[Begin Provided information]
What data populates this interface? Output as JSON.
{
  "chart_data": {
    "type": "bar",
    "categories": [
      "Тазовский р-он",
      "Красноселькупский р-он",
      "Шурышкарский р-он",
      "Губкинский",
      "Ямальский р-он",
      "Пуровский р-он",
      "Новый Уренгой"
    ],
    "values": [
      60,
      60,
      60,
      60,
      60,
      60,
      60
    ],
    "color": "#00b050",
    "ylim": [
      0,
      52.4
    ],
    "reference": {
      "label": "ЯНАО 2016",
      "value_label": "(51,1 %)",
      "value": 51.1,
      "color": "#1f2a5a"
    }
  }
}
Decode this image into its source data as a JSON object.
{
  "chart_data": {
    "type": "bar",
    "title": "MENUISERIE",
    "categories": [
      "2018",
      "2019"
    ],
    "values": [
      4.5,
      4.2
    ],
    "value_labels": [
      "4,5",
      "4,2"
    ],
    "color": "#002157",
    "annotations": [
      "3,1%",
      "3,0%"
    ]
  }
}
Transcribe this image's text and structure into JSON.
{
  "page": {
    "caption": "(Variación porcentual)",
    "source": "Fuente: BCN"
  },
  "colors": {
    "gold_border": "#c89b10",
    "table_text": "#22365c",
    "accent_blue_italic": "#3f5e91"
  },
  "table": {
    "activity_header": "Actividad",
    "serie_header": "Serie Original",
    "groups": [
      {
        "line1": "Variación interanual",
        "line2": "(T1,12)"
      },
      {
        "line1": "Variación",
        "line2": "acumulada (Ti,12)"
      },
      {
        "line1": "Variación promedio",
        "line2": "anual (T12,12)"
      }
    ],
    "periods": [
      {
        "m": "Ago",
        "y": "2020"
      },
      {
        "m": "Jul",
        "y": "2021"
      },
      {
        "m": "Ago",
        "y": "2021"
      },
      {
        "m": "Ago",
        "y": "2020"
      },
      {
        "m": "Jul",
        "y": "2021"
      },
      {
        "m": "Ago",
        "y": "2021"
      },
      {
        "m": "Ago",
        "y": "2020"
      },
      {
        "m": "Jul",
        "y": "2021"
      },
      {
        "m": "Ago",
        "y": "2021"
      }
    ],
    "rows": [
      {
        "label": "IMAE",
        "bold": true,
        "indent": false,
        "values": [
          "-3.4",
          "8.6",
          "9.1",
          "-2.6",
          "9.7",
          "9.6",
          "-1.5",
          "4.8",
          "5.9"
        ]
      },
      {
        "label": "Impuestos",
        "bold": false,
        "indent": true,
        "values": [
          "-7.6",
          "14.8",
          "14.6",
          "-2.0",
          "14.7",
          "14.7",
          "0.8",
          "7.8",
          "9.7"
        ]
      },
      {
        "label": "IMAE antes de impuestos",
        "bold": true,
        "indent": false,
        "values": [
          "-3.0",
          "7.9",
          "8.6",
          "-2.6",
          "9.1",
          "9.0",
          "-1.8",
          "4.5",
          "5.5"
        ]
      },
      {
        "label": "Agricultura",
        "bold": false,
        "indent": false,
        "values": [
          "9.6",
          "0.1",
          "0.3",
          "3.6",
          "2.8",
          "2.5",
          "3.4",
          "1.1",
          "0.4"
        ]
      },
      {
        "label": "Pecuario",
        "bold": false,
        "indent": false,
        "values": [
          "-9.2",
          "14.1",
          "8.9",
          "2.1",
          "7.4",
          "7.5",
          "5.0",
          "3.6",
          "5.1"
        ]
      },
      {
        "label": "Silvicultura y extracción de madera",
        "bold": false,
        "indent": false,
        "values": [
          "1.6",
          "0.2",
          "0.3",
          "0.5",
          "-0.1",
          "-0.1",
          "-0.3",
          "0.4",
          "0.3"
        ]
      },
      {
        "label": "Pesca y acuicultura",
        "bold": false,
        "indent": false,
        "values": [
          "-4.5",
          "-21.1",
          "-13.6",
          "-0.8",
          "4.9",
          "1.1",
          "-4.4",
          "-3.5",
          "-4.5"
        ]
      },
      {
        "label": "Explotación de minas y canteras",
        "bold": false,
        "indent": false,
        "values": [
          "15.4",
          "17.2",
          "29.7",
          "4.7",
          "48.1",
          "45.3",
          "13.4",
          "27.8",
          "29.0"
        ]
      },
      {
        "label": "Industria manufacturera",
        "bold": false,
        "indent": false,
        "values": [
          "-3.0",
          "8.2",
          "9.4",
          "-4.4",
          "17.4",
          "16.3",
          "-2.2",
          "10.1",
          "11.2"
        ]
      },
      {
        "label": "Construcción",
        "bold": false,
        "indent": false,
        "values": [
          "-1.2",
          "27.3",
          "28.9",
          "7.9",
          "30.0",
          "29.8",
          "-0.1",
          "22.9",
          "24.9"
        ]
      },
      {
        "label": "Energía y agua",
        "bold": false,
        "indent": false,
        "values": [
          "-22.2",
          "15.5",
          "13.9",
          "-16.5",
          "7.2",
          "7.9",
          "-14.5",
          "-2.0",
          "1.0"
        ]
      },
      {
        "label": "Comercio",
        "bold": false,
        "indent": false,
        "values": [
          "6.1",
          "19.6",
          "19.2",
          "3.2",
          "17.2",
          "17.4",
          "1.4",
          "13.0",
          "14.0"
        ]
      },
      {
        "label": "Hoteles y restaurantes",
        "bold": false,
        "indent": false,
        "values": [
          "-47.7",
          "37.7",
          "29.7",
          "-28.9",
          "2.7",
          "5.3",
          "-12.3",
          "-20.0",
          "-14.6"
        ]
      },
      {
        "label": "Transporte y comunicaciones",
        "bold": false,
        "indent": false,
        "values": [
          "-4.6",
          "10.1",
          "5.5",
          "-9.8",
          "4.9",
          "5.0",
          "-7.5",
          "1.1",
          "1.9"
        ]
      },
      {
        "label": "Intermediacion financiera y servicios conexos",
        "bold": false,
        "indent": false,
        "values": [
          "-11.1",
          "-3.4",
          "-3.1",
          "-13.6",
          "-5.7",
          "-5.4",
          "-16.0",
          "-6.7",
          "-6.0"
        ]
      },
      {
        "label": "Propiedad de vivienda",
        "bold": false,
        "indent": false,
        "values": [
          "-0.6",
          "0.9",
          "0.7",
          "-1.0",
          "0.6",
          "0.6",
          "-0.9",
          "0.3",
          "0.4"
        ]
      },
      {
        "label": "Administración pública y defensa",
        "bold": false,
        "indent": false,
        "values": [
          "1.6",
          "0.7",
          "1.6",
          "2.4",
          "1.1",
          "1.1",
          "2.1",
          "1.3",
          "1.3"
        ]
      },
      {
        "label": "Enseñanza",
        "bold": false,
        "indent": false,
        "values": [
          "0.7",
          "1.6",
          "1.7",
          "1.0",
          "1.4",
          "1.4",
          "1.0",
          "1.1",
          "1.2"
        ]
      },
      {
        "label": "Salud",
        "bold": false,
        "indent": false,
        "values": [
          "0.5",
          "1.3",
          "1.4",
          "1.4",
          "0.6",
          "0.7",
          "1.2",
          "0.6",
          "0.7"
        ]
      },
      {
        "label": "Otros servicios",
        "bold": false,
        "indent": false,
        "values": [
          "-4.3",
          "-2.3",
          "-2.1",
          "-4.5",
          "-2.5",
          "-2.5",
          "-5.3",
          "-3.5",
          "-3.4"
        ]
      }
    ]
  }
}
[End Provided information]
§ Written problem: Search the data for the word "IMAE" and copy each line where it appears.

§ Answer for the task:
        "label": "IMAE",
        "label": "IMAE antes de impuestos",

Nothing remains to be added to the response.